### Input for this task ###

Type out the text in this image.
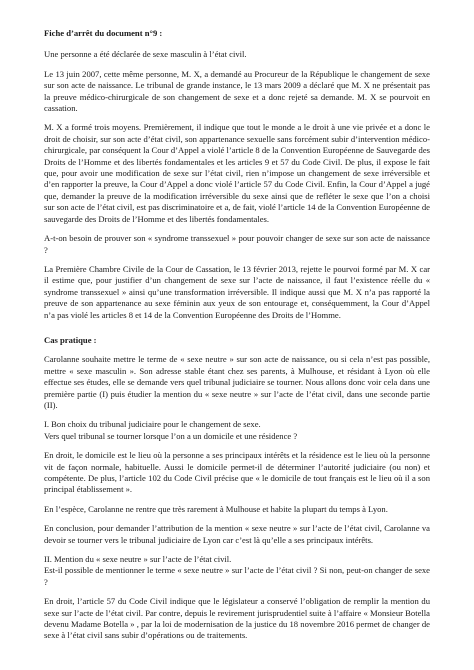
Fiche d’arrêt du document n°9 :

Une personne a été déclarée de sexe masculin à l’état civil.

Le 13 juin 2007, cette même personne, M. X, a demandé au Procureur de la République le changement de sexe sur son acte de naissance. Le tribunal de grande instance, le 13 mars 2009 a déclaré que M. X ne présentait pas la preuve médico-chirurgicale de son changement de sexe et a donc rejeté sa demande. M. X se pourvoit en cassation.

M. X a formé trois moyens. Premièrement, il indique que tout le monde a le droit à une vie privée et a donc le droit de choisir, sur son acte d’état civil, son appartenance sexuelle sans forcément subir d’intervention médico-chirurgicale, par conséquent la Cour d’Appel a violé l’article 8 de la Convention Européenne de Sauvegarde des Droits de l’Homme et des libertés fondamentales et les articles 9 et 57 du Code Civil. De plus, il expose le fait que, pour avoir une modification de sexe sur l’état civil, rien n’impose un changement de sexe irréversible et d’en rapporter la preuve, la Cour d’Appel a donc violé l’article 57 du Code Civil. Enfin, la Cour d’Appel a jugé que, demander la preuve de la modification irréversible du sexe ainsi que de refléter le sexe que l’on a choisi sur son acte de l’état civil, est pas discriminatoire et a, de fait, violé l’article 14 de la Convention Européenne de sauvegarde des Droits de l’Homme et des libertés fondamentales.

A-t-on besoin de prouver son « syndrome transsexuel » pour pouvoir changer de sexe sur son acte de naissance ?

La Première Chambre Civile de la Cour de Cassation, le 13 février 2013, rejette le pourvoi formé par M. X car il estime que, pour justifier d’un changement de sexe sur l’acte de naissance, il faut l’existence réelle du « syndrome transsexuel » ainsi qu’une transformation irréversible. Il indique aussi que M. X n’a pas rapporté la preuve de son appartenance au sexe féminin aux yeux de son entourage et, conséquemment, la Cour d’Appel n’a pas violé les articles 8 et 14 de la Convention Européenne des Droits de l’Homme.

Cas pratique :

Carolanne souhaite mettre le terme de « sexe neutre » sur son acte de naissance, ou si cela n’est pas possible, mettre « sexe masculin ». Son adresse stable étant chez ses parents, à Mulhouse, et résidant à Lyon où elle effectue ses études, elle se demande vers quel tribunal judiciaire se tourner. Nous allons donc voir cela dans une première partie (I) puis étudier la mention du « sexe neutre » sur l’acte de l’état civil, dans une seconde partie (II).

I. Bon choix du tribunal judiciaire pour le changement de sexe.

Vers quel tribunal se tourner lorsque l’on a un domicile et une résidence ?

En droit, le domicile est le lieu où la personne a ses principaux intérêts et la résidence est le lieu où la personne vit de façon normale, habituelle. Aussi le domicile permet-il de déterminer l’autorité judiciaire (ou non) et compétente. De plus, l’article 102 du Code Civil précise que « le domicile de tout français est le lieu où il a son principal établissement ».

En l’espèce, Carolanne ne rentre que très rarement à Mulhouse et habite la plupart du temps à Lyon.

En conclusion, pour demander l’attribution de la mention « sexe neutre » sur l’acte de l’état civil, Carolanne va devoir se tourner vers le tribunal judiciaire de Lyon car c’est là qu’elle a ses principaux intérêts.

II. Mention du « sexe neutre » sur l’acte de l’état civil.

Est-il possible de mentionner le terme « sexe neutre » sur l’acte de l’état civil ? Si non, peut-on changer de sexe ?

En droit, l’article 57 du Code Civil indique que le législateur a conservé l’obligation de remplir la mention du sexe sur l’acte de l’état civil. Par contre, depuis le revirement jurisprudentiel suite à l’affaire « Monsieur Botella devenu Madame Botella » , par la loi de modernisation de la justice du 18 novembre 2016 permet de changer de sexe à l’état civil sans subir d’opérations ou de traitements.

###

Required task - Copy everything in the records above except the pictures, exactly as written.

Finished answer -
Type out the text in this image.
Fiche d’arrêt du document n°9 :

Une personne a été déclarée de sexe masculin à l’état civil.

Le 13 juin 2007, cette même personne, M. X, a demandé au Procureur de la République le changement de sexe sur son acte de naissance. Le tribunal de grande instance, le 13 mars 2009 a déclaré que M. X ne présentait pas la preuve médico-chirurgicale de son changement de sexe et a donc rejeté sa demande. M. X se pourvoit en cassation.

M. X a formé trois moyens. Premièrement, il indique que tout le monde a le droit à une vie privée et a donc le droit de choisir, sur son acte d’état civil, son appartenance sexuelle sans forcément subir d’intervention médico-chirurgicale, par conséquent la Cour d’Appel a violé l’article 8 de la Convention Européenne de Sauvegarde des Droits de l’Homme et des libertés fondamentales et les articles 9 et 57 du Code Civil. De plus, il expose le fait que, pour avoir une modification de sexe sur l’état civil, rien n’impose un changement de sexe irréversible et d’en rapporter la preuve, la Cour d’Appel a donc violé l’article 57 du Code Civil. Enfin, la Cour d’Appel a jugé que, demander la preuve de la modification irréversible du sexe ainsi que de refléter le sexe que l’on a choisi sur son acte de l’état civil, est pas discriminatoire et a, de fait, violé l’article 14 de la Convention Européenne de sauvegarde des Droits de l’Homme et des libertés fondamentales.

A-t-on besoin de prouver son « syndrome transsexuel » pour pouvoir changer de sexe sur son acte de naissance ?

La Première Chambre Civile de la Cour de Cassation, le 13 février 2013, rejette le pourvoi formé par M. X car il estime que, pour justifier d’un changement de sexe sur l’acte de naissance, il faut l’existence réelle du « syndrome transsexuel » ainsi qu’une transformation irréversible. Il indique aussi que M. X n’a pas rapporté la preuve de son appartenance au sexe féminin aux yeux de son entourage et, conséquemment, la Cour d’Appel n’a pas violé les articles 8 et 14 de la Convention Européenne des Droits de l’Homme.

Cas pratique :

Carolanne souhaite mettre le terme de « sexe neutre » sur son acte de naissance, ou si cela n’est pas possible, mettre « sexe masculin ». Son adresse stable étant chez ses parents, à Mulhouse, et résidant à Lyon où elle effectue ses études, elle se demande vers quel tribunal judiciaire se tourner. Nous allons donc voir cela dans une première partie (I) puis étudier la mention du « sexe neutre » sur l’acte de l’état civil, dans une seconde partie (II).

I. Bon choix du tribunal judiciaire pour le changement de sexe.

Vers quel tribunal se tourner lorsque l’on a un domicile et une résidence ?

En droit, le domicile est le lieu où la personne a ses principaux intérêts et la résidence est le lieu où la personne vit de façon normale, habituelle. Aussi le domicile permet-il de déterminer l’autorité judiciaire (ou non) et compétente. De plus, l’article 102 du Code Civil précise que « le domicile de tout français est le lieu où il a son principal établissement ».

En l’espèce, Carolanne ne rentre que très rarement à Mulhouse et habite la plupart du temps à Lyon.

En conclusion, pour demander l’attribution de la mention « sexe neutre » sur l’acte de l’état civil, Carolanne va devoir se tourner vers le tribunal judiciaire de Lyon car c’est là qu’elle a ses principaux intérêts.

II. Mention du « sexe neutre » sur l’acte de l’état civil.

Est-il possible de mentionner le terme « sexe neutre » sur l’acte de l’état civil ? Si non, peut-on changer de sexe ?

En droit, l’article 57 du Code Civil indique que le législateur a conservé l’obligation de remplir la mention du sexe sur l’acte de l’état civil. Par contre, depuis le revirement jurisprudentiel suite à l’affaire « Monsieur Botella devenu Madame Botella » , par la loi de modernisation de la justice du 18 novembre 2016 permet de changer de sexe à l’état civil sans subir d’opérations ou de traitements.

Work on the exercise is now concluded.